:: Requirements ::
For every line in the data below that contains "уточняется", copy the line.
┌─ Input material
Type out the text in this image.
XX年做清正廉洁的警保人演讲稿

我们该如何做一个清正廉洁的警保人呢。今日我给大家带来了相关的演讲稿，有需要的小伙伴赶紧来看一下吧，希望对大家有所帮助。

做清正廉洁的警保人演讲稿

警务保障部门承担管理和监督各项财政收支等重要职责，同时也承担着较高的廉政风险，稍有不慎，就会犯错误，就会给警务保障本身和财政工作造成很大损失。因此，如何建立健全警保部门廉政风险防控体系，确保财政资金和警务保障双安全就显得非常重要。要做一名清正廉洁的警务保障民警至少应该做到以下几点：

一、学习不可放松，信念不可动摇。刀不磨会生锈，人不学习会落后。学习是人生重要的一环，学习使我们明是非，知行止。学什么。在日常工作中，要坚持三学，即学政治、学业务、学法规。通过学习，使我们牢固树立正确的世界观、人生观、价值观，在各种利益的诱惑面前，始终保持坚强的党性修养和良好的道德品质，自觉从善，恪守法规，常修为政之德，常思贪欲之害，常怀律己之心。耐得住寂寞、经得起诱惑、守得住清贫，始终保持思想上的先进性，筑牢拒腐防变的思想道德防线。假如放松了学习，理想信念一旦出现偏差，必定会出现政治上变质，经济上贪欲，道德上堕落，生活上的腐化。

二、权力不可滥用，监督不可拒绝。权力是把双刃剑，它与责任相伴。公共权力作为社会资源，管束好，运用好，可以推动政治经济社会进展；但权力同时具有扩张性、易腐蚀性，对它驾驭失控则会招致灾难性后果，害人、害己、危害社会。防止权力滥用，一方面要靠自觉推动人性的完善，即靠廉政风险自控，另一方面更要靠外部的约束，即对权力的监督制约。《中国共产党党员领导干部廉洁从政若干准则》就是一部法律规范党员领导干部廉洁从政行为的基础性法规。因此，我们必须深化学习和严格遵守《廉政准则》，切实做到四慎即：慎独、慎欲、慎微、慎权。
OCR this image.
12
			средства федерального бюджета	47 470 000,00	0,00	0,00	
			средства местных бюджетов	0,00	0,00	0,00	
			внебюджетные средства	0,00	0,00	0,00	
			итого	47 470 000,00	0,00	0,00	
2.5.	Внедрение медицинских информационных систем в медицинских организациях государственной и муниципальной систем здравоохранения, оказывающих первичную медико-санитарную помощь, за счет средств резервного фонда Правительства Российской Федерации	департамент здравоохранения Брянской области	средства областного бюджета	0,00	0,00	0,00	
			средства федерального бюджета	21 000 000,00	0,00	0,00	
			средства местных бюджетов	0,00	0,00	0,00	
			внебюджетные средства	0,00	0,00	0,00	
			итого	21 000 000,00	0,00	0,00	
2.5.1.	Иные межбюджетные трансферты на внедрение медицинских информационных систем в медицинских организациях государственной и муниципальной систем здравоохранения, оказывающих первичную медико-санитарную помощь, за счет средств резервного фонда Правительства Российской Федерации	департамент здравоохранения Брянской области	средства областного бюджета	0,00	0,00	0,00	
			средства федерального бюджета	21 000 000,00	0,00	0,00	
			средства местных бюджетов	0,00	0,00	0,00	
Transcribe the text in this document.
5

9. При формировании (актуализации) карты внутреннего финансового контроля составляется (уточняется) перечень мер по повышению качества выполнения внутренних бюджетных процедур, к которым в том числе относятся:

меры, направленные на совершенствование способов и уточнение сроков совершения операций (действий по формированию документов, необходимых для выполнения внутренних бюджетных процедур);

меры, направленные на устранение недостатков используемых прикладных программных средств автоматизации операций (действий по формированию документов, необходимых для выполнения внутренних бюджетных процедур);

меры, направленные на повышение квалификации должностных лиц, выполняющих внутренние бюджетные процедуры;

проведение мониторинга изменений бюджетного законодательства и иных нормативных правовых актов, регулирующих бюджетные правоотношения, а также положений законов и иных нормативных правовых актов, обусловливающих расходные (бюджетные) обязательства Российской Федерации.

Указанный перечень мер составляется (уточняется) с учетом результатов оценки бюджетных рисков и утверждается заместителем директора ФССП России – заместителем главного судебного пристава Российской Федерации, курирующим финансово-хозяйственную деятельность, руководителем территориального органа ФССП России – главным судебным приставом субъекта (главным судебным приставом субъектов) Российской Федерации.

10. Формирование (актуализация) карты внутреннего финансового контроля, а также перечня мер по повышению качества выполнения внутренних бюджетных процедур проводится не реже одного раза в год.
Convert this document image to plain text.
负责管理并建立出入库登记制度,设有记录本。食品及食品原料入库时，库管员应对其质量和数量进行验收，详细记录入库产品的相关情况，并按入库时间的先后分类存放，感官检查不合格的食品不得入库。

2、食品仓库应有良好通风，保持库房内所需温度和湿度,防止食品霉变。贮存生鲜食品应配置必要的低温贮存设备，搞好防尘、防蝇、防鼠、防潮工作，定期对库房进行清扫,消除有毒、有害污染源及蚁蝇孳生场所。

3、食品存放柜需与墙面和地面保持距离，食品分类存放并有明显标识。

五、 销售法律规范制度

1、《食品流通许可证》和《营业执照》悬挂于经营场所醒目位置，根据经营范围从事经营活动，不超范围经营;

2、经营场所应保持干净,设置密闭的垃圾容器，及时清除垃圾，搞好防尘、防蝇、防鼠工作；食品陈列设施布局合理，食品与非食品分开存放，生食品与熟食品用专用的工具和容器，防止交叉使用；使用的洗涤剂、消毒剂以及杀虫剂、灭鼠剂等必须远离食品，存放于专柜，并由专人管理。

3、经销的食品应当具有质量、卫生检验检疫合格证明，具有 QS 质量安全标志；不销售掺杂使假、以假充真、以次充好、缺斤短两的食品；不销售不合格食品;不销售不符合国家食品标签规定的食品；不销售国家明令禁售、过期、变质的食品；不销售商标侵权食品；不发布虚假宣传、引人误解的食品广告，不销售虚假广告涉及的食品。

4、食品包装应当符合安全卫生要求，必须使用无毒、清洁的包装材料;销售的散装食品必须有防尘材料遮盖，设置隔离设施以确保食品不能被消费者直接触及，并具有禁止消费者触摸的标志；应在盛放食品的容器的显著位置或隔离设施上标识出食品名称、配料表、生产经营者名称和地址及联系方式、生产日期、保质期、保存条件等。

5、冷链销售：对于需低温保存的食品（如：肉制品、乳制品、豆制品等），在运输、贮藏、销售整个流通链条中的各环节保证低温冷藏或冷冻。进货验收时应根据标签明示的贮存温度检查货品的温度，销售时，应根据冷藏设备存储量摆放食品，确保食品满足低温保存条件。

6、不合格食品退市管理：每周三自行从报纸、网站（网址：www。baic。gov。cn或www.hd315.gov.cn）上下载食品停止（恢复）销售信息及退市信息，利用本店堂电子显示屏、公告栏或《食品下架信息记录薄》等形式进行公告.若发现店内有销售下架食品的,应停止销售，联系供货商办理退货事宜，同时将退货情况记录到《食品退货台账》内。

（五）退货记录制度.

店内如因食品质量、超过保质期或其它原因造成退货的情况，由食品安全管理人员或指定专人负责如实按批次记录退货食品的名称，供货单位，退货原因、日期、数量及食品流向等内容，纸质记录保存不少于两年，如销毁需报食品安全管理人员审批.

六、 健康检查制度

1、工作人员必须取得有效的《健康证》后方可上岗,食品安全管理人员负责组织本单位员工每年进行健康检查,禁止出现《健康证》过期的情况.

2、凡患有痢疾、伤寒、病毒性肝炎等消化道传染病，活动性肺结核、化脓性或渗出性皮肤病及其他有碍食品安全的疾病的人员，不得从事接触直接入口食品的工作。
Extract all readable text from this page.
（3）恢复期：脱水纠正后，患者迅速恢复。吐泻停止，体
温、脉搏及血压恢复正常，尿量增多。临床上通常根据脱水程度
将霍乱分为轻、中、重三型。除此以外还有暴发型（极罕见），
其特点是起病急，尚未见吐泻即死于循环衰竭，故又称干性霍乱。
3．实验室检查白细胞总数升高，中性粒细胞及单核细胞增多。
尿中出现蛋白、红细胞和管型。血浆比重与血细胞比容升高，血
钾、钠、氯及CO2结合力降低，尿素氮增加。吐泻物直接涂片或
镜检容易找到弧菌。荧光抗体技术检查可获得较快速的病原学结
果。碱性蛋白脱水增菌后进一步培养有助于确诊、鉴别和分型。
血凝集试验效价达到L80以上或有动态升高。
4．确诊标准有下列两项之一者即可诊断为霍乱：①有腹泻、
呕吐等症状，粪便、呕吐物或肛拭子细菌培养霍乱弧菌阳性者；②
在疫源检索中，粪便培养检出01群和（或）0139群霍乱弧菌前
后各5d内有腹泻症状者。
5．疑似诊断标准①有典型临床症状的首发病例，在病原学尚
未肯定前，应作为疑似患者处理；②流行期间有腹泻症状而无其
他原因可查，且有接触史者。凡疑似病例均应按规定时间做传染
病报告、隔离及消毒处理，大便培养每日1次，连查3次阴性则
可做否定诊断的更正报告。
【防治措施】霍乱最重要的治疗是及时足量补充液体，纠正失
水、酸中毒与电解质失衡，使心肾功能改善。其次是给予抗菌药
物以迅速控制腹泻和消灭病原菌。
└─
:: The response ::
9. При формировании (актуализации) карты внутреннего финансового контроля составляется (уточняется) перечень мер по повышению качества выполнения внутренних бюджетных процедур, к которым в том числе относятся:
Указанный перечень мер составляется (уточняется) с учетом результатов оценки бюджетных рисков и утверждается заместителем директора ФССП России – заместителем главного судебного пристава Российской Федерации, курирующим финансово-хозяйственную деятельность, руководителем территориального органа ФССП России – главным судебным приставом субъекта (главным судебным приставом субъектов) Российской Федерации.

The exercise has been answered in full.